======== Entries shown ========

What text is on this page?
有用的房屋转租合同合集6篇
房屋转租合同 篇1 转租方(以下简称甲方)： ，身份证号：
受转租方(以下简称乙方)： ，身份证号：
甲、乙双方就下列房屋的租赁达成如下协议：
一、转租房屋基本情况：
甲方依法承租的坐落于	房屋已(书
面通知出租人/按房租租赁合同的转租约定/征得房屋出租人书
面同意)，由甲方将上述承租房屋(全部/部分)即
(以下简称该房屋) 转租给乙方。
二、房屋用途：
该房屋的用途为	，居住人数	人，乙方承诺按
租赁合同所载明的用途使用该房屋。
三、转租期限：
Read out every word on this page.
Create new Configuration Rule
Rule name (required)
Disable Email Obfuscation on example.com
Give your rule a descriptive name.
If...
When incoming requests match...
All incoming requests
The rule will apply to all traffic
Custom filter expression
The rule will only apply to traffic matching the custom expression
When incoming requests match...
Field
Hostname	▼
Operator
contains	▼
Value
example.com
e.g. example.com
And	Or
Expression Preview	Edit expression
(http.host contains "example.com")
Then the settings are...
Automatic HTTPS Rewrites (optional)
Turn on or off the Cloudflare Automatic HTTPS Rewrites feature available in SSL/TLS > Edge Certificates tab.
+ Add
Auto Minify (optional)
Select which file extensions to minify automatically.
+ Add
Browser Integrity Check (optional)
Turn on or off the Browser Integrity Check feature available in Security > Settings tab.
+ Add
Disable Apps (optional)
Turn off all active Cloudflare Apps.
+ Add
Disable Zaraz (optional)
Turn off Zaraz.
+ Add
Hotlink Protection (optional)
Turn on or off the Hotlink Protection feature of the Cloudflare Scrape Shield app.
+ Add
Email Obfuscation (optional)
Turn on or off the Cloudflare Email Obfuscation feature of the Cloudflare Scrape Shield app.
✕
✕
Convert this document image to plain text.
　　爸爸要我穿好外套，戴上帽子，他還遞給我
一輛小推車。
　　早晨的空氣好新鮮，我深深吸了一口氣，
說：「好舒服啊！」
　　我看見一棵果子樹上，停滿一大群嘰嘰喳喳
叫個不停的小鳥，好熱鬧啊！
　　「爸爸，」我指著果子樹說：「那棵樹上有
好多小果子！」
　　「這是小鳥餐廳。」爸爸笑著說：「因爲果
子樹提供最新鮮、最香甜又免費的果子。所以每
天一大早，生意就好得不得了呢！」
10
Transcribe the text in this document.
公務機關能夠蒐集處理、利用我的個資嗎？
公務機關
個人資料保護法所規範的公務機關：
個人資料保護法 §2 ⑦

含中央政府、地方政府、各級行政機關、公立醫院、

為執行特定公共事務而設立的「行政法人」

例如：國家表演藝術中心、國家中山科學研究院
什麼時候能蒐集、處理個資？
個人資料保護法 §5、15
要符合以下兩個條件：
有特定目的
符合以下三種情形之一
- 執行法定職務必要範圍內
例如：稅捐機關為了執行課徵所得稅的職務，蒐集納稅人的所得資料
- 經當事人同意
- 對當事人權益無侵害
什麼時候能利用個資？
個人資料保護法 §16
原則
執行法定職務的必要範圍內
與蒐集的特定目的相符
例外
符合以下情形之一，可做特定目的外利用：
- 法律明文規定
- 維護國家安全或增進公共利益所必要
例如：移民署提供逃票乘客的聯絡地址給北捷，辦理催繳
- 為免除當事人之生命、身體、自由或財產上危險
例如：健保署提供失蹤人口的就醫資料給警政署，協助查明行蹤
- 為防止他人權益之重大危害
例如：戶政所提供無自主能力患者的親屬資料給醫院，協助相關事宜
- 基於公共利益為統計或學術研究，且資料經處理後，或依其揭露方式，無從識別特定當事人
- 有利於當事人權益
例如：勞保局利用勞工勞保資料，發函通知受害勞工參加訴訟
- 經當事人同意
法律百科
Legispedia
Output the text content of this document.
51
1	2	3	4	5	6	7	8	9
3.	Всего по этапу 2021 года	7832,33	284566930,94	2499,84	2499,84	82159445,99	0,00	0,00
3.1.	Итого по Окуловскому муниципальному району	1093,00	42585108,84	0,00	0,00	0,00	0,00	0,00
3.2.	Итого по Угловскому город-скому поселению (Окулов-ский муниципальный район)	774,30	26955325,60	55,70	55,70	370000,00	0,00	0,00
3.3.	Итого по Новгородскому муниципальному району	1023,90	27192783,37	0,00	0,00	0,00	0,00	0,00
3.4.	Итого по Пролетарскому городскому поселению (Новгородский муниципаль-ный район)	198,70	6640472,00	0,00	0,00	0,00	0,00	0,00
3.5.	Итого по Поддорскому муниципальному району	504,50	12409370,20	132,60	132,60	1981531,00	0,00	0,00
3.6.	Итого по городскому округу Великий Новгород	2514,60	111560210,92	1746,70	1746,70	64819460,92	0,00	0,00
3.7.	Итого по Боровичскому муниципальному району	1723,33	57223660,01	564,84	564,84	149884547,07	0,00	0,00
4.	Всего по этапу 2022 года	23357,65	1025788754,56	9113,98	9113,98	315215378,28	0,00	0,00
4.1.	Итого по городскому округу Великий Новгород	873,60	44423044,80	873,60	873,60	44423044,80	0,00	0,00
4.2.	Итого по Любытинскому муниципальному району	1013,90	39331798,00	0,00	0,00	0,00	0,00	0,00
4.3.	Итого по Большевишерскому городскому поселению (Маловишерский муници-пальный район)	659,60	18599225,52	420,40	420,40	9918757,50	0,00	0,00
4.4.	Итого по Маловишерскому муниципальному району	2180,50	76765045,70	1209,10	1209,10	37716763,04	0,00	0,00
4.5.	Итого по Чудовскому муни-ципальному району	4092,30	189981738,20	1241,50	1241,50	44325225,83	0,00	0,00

========

→ **Task to complete**
Repeat all the entries exactly as given.

→ **Exercise solution**
What text is on this page?
有用的房屋转租合同合集6篇
房屋转租合同 篇1 转租方(以下简称甲方)： ，身份证号：
受转租方(以下简称乙方)： ，身份证号：
甲、乙双方就下列房屋的租赁达成如下协议：
一、转租房屋基本情况：
甲方依法承租的坐落于	房屋已(书
面通知出租人/按房租租赁合同的转租约定/征得房屋出租人书
面同意)，由甲方将上述承租房屋(全部/部分)即
(以下简称该房屋) 转租给乙方。
二、房屋用途：
该房屋的用途为	，居住人数	人，乙方承诺按
租赁合同所载明的用途使用该房屋。
三、转租期限：
Read out every word on this page.
Create new Configuration Rule
Rule name (required)
Disable Email Obfuscation on example.com
Give your rule a descriptive name.
If...
When incoming requests match...
All incoming requests
The rule will apply to all traffic
Custom filter expression
The rule will only apply to traffic matching the custom expression
When incoming requests match...
Field
Hostname	▼
Operator
contains	▼
Value
example.com
e.g. example.com
And	Or
Expression Preview	Edit expression
(http.host contains "example.com")
Then the settings are...
Automatic HTTPS Rewrites (optional)
Turn on or off the Cloudflare Automatic HTTPS Rewrites feature available in SSL/TLS > Edge Certificates tab.
+ Add
Auto Minify (optional)
Select which file extensions to minify automatically.
+ Add
Browser Integrity Check (optional)
Turn on or off the Browser Integrity Check feature available in Security > Settings tab.
+ Add
Disable Apps (optional)
Turn off all active Cloudflare Apps.
+ Add
Disable Zaraz (optional)
Turn off Zaraz.
+ Add
Hotlink Protection (optional)
Turn on or off the Hotlink Protection feature of the Cloudflare Scrape Shield app.
+ Add
Email Obfuscation (optional)
Turn on or off the Cloudflare Email Obfuscation feature of the Cloudflare Scrape Shield app.
✕
✕
Convert this document image to plain text.
　　爸爸要我穿好外套，戴上帽子，他還遞給我
一輛小推車。
　　早晨的空氣好新鮮，我深深吸了一口氣，
說：「好舒服啊！」
　　我看見一棵果子樹上，停滿一大群嘰嘰喳喳
叫個不停的小鳥，好熱鬧啊！
　　「爸爸，」我指著果子樹說：「那棵樹上有
好多小果子！」
　　「這是小鳥餐廳。」爸爸笑著說：「因爲果
子樹提供最新鮮、最香甜又免費的果子。所以每
天一大早，生意就好得不得了呢！」
10
Transcribe the text in this document.
公務機關能夠蒐集處理、利用我的個資嗎？
公務機關
個人資料保護法所規範的公務機關：
個人資料保護法 §2 ⑦

含中央政府、地方政府、各級行政機關、公立醫院、

為執行特定公共事務而設立的「行政法人」

例如：國家表演藝術中心、國家中山科學研究院
什麼時候能蒐集、處理個資？
個人資料保護法 §5、15
要符合以下兩個條件：
有特定目的
符合以下三種情形之一
- 執行法定職務必要範圍內
例如：稅捐機關為了執行課徵所得稅的職務，蒐集納稅人的所得資料
- 經當事人同意
- 對當事人權益無侵害
什麼時候能利用個資？
個人資料保護法 §16
原則
執行法定職務的必要範圍內
與蒐集的特定目的相符
例外
符合以下情形之一，可做特定目的外利用：
- 法律明文規定
- 維護國家安全或增進公共利益所必要
例如：移民署提供逃票乘客的聯絡地址給北捷，辦理催繳
- 為免除當事人之生命、身體、自由或財產上危險
例如：健保署提供失蹤人口的就醫資料給警政署，協助查明行蹤
- 為防止他人權益之重大危害
例如：戶政所提供無自主能力患者的親屬資料給醫院，協助相關事宜
- 基於公共利益為統計或學術研究，且資料經處理後，或依其揭露方式，無從識別特定當事人
- 有利於當事人權益
例如：勞保局利用勞工勞保資料，發函通知受害勞工參加訴訟
- 經當事人同意
法律百科
Legispedia
Output the text content of this document.
51
1	2	3	4	5	6	7	8	9
3.	Всего по этапу 2021 года	7832,33	284566930,94	2499,84	2499,84	82159445,99	0,00	0,00
3.1.	Итого по Окуловскому муниципальному району	1093,00	42585108,84	0,00	0,00	0,00	0,00	0,00
3.2.	Итого по Угловскому город-скому поселению (Окулов-ский муниципальный район)	774,30	26955325,60	55,70	55,70	370000,00	0,00	0,00
3.3.	Итого по Новгородскому муниципальному району	1023,90	27192783,37	0,00	0,00	0,00	0,00	0,00
3.4.	Итого по Пролетарскому городскому поселению (Новгородский муниципаль-ный район)	198,70	6640472,00	0,00	0,00	0,00	0,00	0,00
3.5.	Итого по Поддорскому муниципальному району	504,50	12409370,20	132,60	132,60	1981531,00	0,00	0,00
3.6.	Итого по городскому округу Великий Новгород	2514,60	111560210,92	1746,70	1746,70	64819460,92	0,00	0,00
3.7.	Итого по Боровичскому муниципальному району	1723,33	57223660,01	564,84	564,84	149884547,07	0,00	0,00
4.	Всего по этапу 2022 года	23357,65	1025788754,56	9113,98	9113,98	315215378,28	0,00	0,00
4.1.	Итого по городскому округу Великий Новгород	873,60	44423044,80	873,60	873,60	44423044,80	0,00	0,00
4.2.	Итого по Любытинскому муниципальному району	1013,90	39331798,00	0,00	0,00	0,00	0,00	0,00
4.3.	Итого по Большевишерскому городскому поселению (Маловишерский муници-пальный район)	659,60	18599225,52	420,40	420,40	9918757,50	0,00	0,00
4.4.	Итого по Маловишерскому муниципальному району	2180,50	76765045,70	1209,10	1209,10	37716763,04	0,00	0,00
4.5.	Итого по Чудовскому муни-ципальному району	4092,30	189981738,20	1241,50	1241,50	44325225,83	0,00	0,00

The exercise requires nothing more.